- SELECTED EXCERPT:
┄┄┄┄┄┄┄┄┄┄
Substrates for Simultaneous Antimicrobial Drug Delivery and Protein Cleaning

Objectives: Our objective for this research is to design and prepare tools that can effectively target and prevent the formation and growth of biofilm in response to the metabolic activities of cariogenic bacteria.
Methods: We embarked on a two-step functionalization process of metal and metal oxide substrates. First, the substrates underwent thiolation/silanization, followed by the Menshutkin reaction, which sequentially introduced quaternary pyridinium salts (QPS) onto the surfaces. Subsequently, we integrated chlorhexidine (CHX), an oral antimicrobial agent, onto the modified substrates through an acid-base interaction. The characterization of substrate modification and drug loading was carried out using X-ray photoelectron spectroscopy monitoring changes in the atomic concentration of surface elements. Additionally, we explored the interaction between QPS and CHX using nuclear magnetic resonance (NMR) spectroscopy. To assess the pH-responsive protein adsorption, we employed a quartz crystal microbalance with dissipation monitoring (QCM-D) technique to monitor the dynamic adsorption and release of a model protein, bovine serum albumin (BSA), between pH 4-8.
┄┄┄┄┄┄┄┄┄┄
- TASK TO CARRY OUT:
Please continue the abstract on antimicrobial drug delivery substrates, writing the next part after its last sentence. The data that comes next has no connection to the abstract on antimicrobial drug delivery substrates.

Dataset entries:
┄┄┄┄┄┄┄┄┄┄
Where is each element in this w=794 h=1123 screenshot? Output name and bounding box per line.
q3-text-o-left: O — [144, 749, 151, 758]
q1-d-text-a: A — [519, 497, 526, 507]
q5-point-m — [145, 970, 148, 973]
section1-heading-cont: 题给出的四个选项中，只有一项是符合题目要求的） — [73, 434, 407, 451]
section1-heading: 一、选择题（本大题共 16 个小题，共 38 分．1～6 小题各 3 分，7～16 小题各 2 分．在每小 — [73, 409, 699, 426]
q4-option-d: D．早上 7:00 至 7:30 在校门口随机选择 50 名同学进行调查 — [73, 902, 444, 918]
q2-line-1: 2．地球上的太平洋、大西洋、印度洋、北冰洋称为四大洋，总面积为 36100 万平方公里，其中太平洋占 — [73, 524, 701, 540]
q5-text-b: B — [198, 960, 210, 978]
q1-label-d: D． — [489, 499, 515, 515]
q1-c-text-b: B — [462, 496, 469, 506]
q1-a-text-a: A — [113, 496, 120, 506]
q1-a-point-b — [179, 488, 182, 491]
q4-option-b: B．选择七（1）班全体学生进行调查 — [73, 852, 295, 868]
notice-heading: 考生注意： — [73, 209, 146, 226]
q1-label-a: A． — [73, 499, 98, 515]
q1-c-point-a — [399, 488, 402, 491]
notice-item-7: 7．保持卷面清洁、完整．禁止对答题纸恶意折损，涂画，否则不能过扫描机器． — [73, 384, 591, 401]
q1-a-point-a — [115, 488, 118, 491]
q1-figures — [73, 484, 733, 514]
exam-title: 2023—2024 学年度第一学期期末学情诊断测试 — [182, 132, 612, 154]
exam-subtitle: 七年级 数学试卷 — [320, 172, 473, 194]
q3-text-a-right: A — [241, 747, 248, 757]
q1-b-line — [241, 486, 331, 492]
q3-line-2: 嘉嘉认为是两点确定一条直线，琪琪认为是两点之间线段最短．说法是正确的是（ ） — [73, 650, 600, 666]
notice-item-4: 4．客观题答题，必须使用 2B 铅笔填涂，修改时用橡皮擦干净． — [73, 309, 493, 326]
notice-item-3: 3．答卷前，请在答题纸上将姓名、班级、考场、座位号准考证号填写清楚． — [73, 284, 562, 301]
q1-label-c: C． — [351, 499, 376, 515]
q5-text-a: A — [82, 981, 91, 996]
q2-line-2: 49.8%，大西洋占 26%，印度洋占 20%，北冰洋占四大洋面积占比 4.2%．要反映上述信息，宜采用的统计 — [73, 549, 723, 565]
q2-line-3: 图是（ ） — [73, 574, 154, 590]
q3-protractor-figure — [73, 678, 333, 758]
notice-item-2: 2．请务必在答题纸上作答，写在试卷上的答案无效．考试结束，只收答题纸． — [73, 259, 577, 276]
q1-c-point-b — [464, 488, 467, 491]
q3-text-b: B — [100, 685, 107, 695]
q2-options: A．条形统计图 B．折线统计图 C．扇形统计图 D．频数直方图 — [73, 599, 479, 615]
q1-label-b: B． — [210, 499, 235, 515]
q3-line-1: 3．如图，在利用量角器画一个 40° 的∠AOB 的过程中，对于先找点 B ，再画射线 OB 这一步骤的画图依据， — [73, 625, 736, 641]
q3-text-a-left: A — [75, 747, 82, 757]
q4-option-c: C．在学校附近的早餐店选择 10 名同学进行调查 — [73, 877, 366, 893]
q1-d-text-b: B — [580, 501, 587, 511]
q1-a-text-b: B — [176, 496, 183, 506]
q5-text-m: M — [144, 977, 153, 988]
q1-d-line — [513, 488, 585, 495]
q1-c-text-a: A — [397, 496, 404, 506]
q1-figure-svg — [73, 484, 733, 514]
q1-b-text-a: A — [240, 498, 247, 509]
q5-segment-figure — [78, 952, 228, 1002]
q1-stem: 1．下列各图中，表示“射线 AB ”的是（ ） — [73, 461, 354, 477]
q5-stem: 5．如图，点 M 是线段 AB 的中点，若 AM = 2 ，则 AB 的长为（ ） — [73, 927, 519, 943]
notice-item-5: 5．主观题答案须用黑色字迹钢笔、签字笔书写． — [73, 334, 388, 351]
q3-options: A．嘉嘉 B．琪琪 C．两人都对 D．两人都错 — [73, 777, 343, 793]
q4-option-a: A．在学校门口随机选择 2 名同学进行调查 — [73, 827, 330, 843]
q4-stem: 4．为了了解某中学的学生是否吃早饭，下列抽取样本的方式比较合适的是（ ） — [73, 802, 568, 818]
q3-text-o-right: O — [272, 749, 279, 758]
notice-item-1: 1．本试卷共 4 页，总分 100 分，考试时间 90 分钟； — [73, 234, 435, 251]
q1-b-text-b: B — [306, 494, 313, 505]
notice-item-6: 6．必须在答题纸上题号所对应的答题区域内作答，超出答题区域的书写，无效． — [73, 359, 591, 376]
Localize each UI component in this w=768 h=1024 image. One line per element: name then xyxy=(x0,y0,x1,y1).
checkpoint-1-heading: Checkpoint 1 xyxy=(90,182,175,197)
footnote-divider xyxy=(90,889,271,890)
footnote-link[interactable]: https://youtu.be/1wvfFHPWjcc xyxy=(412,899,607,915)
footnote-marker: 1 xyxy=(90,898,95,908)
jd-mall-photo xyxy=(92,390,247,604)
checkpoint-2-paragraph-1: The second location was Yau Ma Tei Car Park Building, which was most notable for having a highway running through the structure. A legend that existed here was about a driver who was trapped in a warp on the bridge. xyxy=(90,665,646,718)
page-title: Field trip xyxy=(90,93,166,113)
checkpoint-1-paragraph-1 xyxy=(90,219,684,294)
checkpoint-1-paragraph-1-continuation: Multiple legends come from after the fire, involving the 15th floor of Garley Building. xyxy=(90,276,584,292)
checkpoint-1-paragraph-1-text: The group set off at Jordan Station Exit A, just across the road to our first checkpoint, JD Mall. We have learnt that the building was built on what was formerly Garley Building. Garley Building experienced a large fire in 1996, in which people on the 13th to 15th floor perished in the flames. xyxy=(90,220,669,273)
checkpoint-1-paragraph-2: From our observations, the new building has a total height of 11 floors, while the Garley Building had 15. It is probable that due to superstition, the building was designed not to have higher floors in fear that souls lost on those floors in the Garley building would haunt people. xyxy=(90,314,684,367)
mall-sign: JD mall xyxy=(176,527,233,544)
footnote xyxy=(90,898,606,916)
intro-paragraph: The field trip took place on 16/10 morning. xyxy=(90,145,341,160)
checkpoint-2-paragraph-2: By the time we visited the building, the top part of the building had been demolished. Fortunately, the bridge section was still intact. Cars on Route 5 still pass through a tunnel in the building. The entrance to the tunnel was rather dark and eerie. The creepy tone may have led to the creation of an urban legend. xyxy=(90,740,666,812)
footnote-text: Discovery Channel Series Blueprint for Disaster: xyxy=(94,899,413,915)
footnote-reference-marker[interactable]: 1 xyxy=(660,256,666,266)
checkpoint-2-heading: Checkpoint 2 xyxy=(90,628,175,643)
┄┄┄┄┄┄┄┄┄┄
- EXPECTED ANSWER:
Results: Thiolation was validated through the detection of increased bromine and sulfur elements, rising from zero to 6.0% and 4.6%, respectively. After the Menshutkin reaction, bromine was no longer detected. Consequently, the presence of nitrogen and oxygen elements increased from zero to 5.1% and 4.1%, respectively, aligning closely with the anticipated values based on the chemical structure of QPS. NMR further affirmed the interaction between QPS and CHX, demonstrating broadened aromatic peaks when CHX was introduced to QPS. Additionally, at pH 8, bovine serum albumin (BSA) was adsorbed onto the CHX-loaded substrates, and at pH 4, it was simultaneously released in conjunction with CHX.
Conclusions: We have successfully developed a pH-responsive substrate capable of releasing antimicrobial agents and facilitating protein cleaning simultaneously. This technology exhibits substantial potential for integration into dental implants and orthodontic devices for a healthy local oral microbiome.